Short problem> Images are not part of the copy; write out the rest of the data exactly as given.

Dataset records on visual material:
┄┄┄┄┄┄┄┄┄┄

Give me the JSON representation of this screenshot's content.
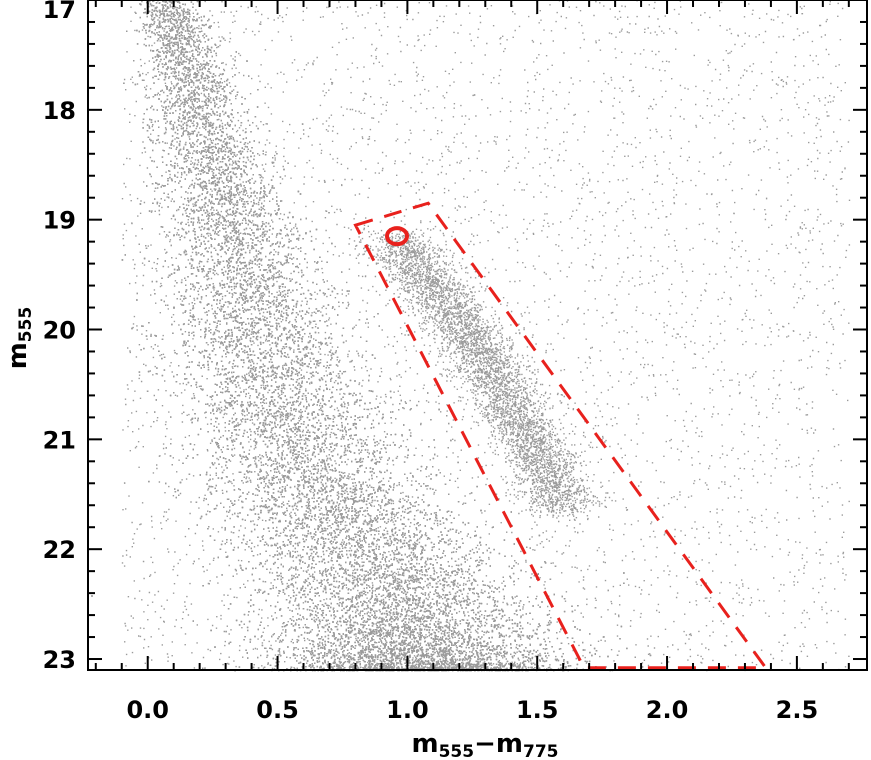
{
  "chart_data": {
    "type": "scatter",
    "title": "",
    "xlabel": {
      "base1": "m",
      "sub1": "555",
      "sep": "−",
      "base2": "m",
      "sub2": "775"
    },
    "ylabel": {
      "base": "m",
      "sub": "555"
    },
    "xlim": [
      -0.23,
      2.77
    ],
    "ylim": [
      23.1,
      17.0
    ],
    "y_inverted": true,
    "x_ticks": [
      0.0,
      0.5,
      1.0,
      1.5,
      2.0,
      2.5
    ],
    "x_tick_labels": [
      "0.0",
      "0.5",
      "1.0",
      "1.5",
      "2.0",
      "2.5"
    ],
    "y_ticks": [
      17,
      18,
      19,
      20,
      21,
      22,
      23
    ],
    "y_tick_labels": [
      "17",
      "18",
      "19",
      "20",
      "21",
      "22",
      "23"
    ],
    "grid": false,
    "point_color": "#9b9b9b",
    "highlight_color": "#e8211d",
    "stellar_distribution": {
      "main_sequence_ridge": [
        [
          0.05,
          17.0
        ],
        [
          0.15,
          18.0
        ],
        [
          0.25,
          19.0
        ],
        [
          0.35,
          20.0
        ],
        [
          0.45,
          20.8
        ],
        [
          0.6,
          21.6
        ],
        [
          0.8,
          22.3
        ],
        [
          0.95,
          23.1
        ]
      ],
      "red_clump_ridge": [
        [
          0.95,
          19.15
        ],
        [
          1.1,
          19.6
        ],
        [
          1.3,
          20.3
        ],
        [
          1.45,
          20.9
        ],
        [
          1.6,
          21.6
        ]
      ],
      "field_color_range": [
        -0.1,
        2.7
      ],
      "field_mag_range": [
        17.0,
        23.1
      ]
    },
    "selection_box": [
      [
        0.8,
        19.05
      ],
      [
        1.08,
        18.85
      ],
      [
        2.38,
        23.08
      ],
      [
        1.68,
        23.08
      ]
    ],
    "marked_star": {
      "x": 0.96,
      "y": 19.15
    }
  }
}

┄┄┄┄┄┄┄┄┄┄

Solution to the problem>
Give me the JSON representation of this screenshot's content.
{
  "chart_data": {
    "type": "scatter",
    "title": "",
    "xlabel": {
      "base1": "m",
      "sub1": "555",
      "sep": "−",
      "base2": "m",
      "sub2": "775"
    },
    "ylabel": {
      "base": "m",
      "sub": "555"
    },
    "xlim": [
      -0.23,
      2.77
    ],
    "ylim": [
      23.1,
      17.0
    ],
    "y_inverted": true,
    "x_ticks": [
      0.0,
      0.5,
      1.0,
      1.5,
      2.0,
      2.5
    ],
    "x_tick_labels": [
      "0.0",
      "0.5",
      "1.0",
      "1.5",
      "2.0",
      "2.5"
    ],
    "y_ticks": [
      17,
      18,
      19,
      20,
      21,
      22,
      23
    ],
    "y_tick_labels": [
      "17",
      "18",
      "19",
      "20",
      "21",
      "22",
      "23"
    ],
    "grid": false,
    "point_color": "#9b9b9b",
    "highlight_color": "#e8211d",
    "stellar_distribution": {
      "main_sequence_ridge": [
        [
          0.05,
          17.0
        ],
        [
          0.15,
          18.0
        ],
        [
          0.25,
          19.0
        ],
        [
          0.35,
          20.0
        ],
        [
          0.45,
          20.8
        ],
        [
          0.6,
          21.6
        ],
        [
          0.8,
          22.3
        ],
        [
          0.95,
          23.1
        ]
      ],
      "red_clump_ridge": [
        [
          0.95,
          19.15
        ],
        [
          1.1,
          19.6
        ],
        [
          1.3,
          20.3
        ],
        [
          1.45,
          20.9
        ],
        [
          1.6,
          21.6
        ]
      ],
      "field_color_range": [
        -0.1,
        2.7
      ],
      "field_mag_range": [
        17.0,
        23.1
      ]
    },
    "selection_box": [
      [
        0.8,
        19.05
      ],
      [
        1.08,
        18.85
      ],
      [
        2.38,
        23.08
      ],
      [
        1.68,
        23.08
      ]
    ],
    "marked_star": {
      "x": 0.96,
      "y": 19.15
    }
  }
}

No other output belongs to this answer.